Top of The records

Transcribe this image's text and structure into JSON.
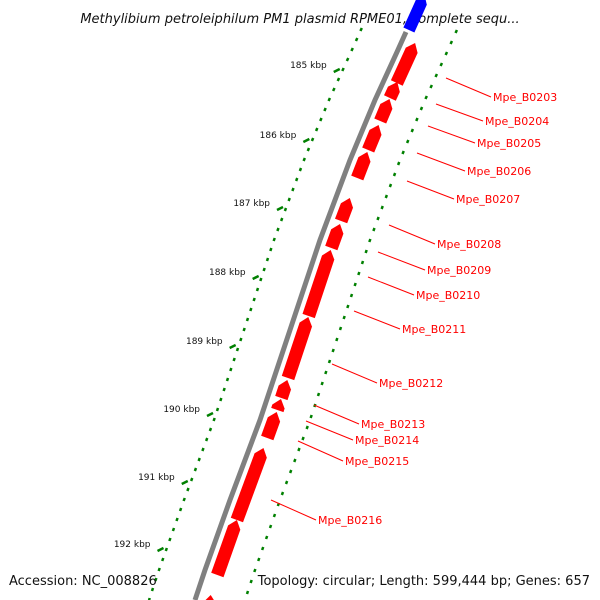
{
  "title": "Methylibium petroleiphilum PM1 plasmid RPME01, complete sequ...",
  "footer": {
    "accession": "Accession: NC_008826",
    "stats": "Topology: circular; Length: 599,444 bp; Genes: 657"
  },
  "colors": {
    "gene": "#ff0000",
    "gene_other_strand": "#0000ff",
    "label_line": "#ff0000",
    "backbone": "#808080",
    "dots": "#008000"
  },
  "ticks": [
    {
      "label": "185 kbp"
    },
    {
      "label": "186 kbp"
    },
    {
      "label": "187 kbp"
    },
    {
      "label": "188 kbp"
    },
    {
      "label": "189 kbp"
    },
    {
      "label": "190 kbp"
    },
    {
      "label": "191 kbp"
    },
    {
      "label": "192 kbp"
    }
  ],
  "genes": [
    {
      "label": "Mpe_B0203"
    },
    {
      "label": "Mpe_B0204"
    },
    {
      "label": "Mpe_B0205"
    },
    {
      "label": "Mpe_B0206"
    },
    {
      "label": "Mpe_B0207"
    },
    {
      "label": "Mpe_B0208"
    },
    {
      "label": "Mpe_B0209"
    },
    {
      "label": "Mpe_B0210"
    },
    {
      "label": "Mpe_B0211"
    },
    {
      "label": "Mpe_B0212"
    },
    {
      "label": "Mpe_B0213"
    },
    {
      "label": "Mpe_B0214"
    },
    {
      "label": "Mpe_B0215"
    },
    {
      "label": "Mpe_B0216"
    }
  ]
}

Bottom of The records

Repeat the listing exactly, minus its pictures.

Answer to this task:
Transcribe this image's text and structure into JSON.
{
  "title": "Methylibium petroleiphilum PM1 plasmid RPME01, complete sequ...",
  "footer": {
    "accession": "Accession: NC_008826",
    "stats": "Topology: circular; Length: 599,444 bp; Genes: 657"
  },
  "colors": {
    "gene": "#ff0000",
    "gene_other_strand": "#0000ff",
    "label_line": "#ff0000",
    "backbone": "#808080",
    "dots": "#008000"
  },
  "ticks": [
    {
      "label": "185 kbp"
    },
    {
      "label": "186 kbp"
    },
    {
      "label": "187 kbp"
    },
    {
      "label": "188 kbp"
    },
    {
      "label": "189 kbp"
    },
    {
      "label": "190 kbp"
    },
    {
      "label": "191 kbp"
    },
    {
      "label": "192 kbp"
    }
  ],
  "genes": [
    {
      "label": "Mpe_B0203"
    },
    {
      "label": "Mpe_B0204"
    },
    {
      "label": "Mpe_B0205"
    },
    {
      "label": "Mpe_B0206"
    },
    {
      "label": "Mpe_B0207"
    },
    {
      "label": "Mpe_B0208"
    },
    {
      "label": "Mpe_B0209"
    },
    {
      "label": "Mpe_B0210"
    },
    {
      "label": "Mpe_B0211"
    },
    {
      "label": "Mpe_B0212"
    },
    {
      "label": "Mpe_B0213"
    },
    {
      "label": "Mpe_B0214"
    },
    {
      "label": "Mpe_B0215"
    },
    {
      "label": "Mpe_B0216"
    }
  ]
}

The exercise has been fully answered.